(Saved entries)
————————
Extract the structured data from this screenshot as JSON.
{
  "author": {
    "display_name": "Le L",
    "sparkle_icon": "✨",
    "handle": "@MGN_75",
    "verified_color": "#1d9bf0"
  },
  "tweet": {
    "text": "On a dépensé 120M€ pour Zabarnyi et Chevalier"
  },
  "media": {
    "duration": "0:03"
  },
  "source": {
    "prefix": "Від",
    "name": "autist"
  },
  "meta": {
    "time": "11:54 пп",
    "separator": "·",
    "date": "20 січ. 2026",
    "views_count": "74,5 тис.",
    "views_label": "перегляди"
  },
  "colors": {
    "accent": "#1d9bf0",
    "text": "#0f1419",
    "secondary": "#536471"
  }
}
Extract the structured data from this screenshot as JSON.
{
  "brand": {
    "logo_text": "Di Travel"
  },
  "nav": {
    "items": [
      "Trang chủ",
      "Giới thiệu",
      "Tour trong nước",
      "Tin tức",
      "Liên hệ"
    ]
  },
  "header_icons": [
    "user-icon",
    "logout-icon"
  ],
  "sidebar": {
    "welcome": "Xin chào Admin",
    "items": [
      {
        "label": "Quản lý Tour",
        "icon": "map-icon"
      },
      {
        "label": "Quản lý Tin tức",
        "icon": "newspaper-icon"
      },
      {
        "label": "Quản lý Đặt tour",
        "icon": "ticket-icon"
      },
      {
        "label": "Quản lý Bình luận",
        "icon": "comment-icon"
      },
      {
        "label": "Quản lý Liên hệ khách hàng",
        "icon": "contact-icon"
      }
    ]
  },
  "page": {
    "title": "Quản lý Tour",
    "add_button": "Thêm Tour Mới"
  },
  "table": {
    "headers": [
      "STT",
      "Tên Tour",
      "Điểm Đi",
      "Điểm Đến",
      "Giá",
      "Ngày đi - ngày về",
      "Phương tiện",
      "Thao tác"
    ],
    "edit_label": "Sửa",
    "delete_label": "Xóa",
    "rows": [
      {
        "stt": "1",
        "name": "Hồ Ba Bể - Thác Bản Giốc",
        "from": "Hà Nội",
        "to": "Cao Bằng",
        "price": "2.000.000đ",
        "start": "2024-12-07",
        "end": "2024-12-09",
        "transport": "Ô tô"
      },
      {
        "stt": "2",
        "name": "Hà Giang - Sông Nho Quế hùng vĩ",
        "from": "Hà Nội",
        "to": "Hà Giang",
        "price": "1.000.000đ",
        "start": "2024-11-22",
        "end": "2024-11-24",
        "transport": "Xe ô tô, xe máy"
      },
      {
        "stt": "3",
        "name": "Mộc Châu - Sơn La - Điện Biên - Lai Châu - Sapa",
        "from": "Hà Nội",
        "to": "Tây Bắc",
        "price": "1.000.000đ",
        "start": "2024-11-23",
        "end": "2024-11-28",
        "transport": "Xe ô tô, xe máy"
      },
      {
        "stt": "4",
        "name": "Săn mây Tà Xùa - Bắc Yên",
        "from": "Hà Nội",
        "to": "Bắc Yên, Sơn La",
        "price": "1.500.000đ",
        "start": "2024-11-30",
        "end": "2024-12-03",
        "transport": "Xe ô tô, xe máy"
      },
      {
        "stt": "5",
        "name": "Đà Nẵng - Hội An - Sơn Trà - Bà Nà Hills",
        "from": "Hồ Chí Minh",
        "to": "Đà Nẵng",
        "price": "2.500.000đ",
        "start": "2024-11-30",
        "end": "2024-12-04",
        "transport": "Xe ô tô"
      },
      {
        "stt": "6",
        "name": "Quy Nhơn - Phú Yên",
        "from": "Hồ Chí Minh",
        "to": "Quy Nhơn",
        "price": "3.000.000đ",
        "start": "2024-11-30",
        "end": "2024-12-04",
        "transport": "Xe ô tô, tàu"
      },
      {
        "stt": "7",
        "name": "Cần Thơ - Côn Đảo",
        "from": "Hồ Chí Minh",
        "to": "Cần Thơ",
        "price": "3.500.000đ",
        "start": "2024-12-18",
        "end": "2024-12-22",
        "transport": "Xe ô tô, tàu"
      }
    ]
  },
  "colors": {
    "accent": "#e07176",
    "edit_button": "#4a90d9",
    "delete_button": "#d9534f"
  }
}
————————
Look through the records above and report how many lines hold the word "Nẵng", giving only the number.

TASK SOLUTION =>
2